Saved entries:
'''
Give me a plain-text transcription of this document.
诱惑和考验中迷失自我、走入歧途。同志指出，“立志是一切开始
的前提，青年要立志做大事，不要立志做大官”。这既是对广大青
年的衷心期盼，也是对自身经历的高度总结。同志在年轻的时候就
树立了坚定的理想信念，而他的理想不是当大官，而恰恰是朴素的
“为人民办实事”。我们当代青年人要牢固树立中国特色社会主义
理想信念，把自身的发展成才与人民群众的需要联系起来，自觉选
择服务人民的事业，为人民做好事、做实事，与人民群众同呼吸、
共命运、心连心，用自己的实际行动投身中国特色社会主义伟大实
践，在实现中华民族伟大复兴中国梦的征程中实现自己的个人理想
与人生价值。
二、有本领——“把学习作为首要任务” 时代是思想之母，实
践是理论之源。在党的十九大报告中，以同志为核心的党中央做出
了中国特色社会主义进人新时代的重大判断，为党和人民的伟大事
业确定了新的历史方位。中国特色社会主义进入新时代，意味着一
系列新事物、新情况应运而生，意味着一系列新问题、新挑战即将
'''
EXERCISE DESCRIPTION: Restate each record exactly as written.

SOLUTION TO THIS PROBLEM:
Give me a plain-text transcription of this document.
诱惑和考验中迷失自我、走入歧途。同志指出，“立志是一切开始
的前提，青年要立志做大事，不要立志做大官”。这既是对广大青
年的衷心期盼，也是对自身经历的高度总结。同志在年轻的时候就
树立了坚定的理想信念，而他的理想不是当大官，而恰恰是朴素的
“为人民办实事”。我们当代青年人要牢固树立中国特色社会主义
理想信念，把自身的发展成才与人民群众的需要联系起来，自觉选
择服务人民的事业，为人民做好事、做实事，与人民群众同呼吸、
共命运、心连心，用自己的实际行动投身中国特色社会主义伟大实
践，在实现中华民族伟大复兴中国梦的征程中实现自己的个人理想
与人生价值。
二、有本领——“把学习作为首要任务” 时代是思想之母，实
践是理论之源。在党的十九大报告中，以同志为核心的党中央做出
了中国特色社会主义进人新时代的重大判断，为党和人民的伟大事
业确定了新的历史方位。中国特色社会主义进入新时代，意味着一
系列新事物、新情况应运而生，意味着一系列新问题、新挑战即将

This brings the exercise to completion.